▶ [Instruction]: Restate each entry word for word, leaving nothing out.

▶ [Data section]:
>> begin

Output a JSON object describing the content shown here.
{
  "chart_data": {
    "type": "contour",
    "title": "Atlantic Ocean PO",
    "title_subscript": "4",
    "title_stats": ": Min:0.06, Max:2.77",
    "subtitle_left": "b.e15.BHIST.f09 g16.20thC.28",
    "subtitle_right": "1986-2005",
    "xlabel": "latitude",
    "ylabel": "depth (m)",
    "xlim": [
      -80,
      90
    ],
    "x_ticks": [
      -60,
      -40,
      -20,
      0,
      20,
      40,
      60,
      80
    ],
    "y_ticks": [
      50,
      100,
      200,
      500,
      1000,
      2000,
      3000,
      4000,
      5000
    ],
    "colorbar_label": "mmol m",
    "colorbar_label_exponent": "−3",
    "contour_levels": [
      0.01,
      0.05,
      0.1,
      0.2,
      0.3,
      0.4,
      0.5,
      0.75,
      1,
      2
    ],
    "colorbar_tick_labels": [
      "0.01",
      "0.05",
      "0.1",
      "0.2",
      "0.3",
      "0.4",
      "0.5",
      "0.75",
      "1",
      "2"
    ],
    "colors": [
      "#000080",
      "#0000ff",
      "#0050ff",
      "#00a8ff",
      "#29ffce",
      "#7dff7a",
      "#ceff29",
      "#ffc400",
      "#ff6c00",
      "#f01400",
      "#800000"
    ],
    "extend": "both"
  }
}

>> end

▶ [Correct output]:
Output a JSON object describing the content shown here.
{
  "chart_data": {
    "type": "contour",
    "title": "Atlantic Ocean PO",
    "title_subscript": "4",
    "title_stats": ": Min:0.06, Max:2.77",
    "subtitle_left": "b.e15.BHIST.f09 g16.20thC.28",
    "subtitle_right": "1986-2005",
    "xlabel": "latitude",
    "ylabel": "depth (m)",
    "xlim": [
      -80,
      90
    ],
    "x_ticks": [
      -60,
      -40,
      -20,
      0,
      20,
      40,
      60,
      80
    ],
    "y_ticks": [
      50,
      100,
      200,
      500,
      1000,
      2000,
      3000,
      4000,
      5000
    ],
    "colorbar_label": "mmol m",
    "colorbar_label_exponent": "−3",
    "contour_levels": [
      0.01,
      0.05,
      0.1,
      0.2,
      0.3,
      0.4,
      0.5,
      0.75,
      1,
      2
    ],
    "colorbar_tick_labels": [
      "0.01",
      "0.05",
      "0.1",
      "0.2",
      "0.3",
      "0.4",
      "0.5",
      "0.75",
      "1",
      "2"
    ],
    "colors": [
      "#000080",
      "#0000ff",
      "#0050ff",
      "#00a8ff",
      "#29ffce",
      "#7dff7a",
      "#ceff29",
      "#ffc400",
      "#ff6c00",
      "#f01400",
      "#800000"
    ],
    "extend": "both"
  }
}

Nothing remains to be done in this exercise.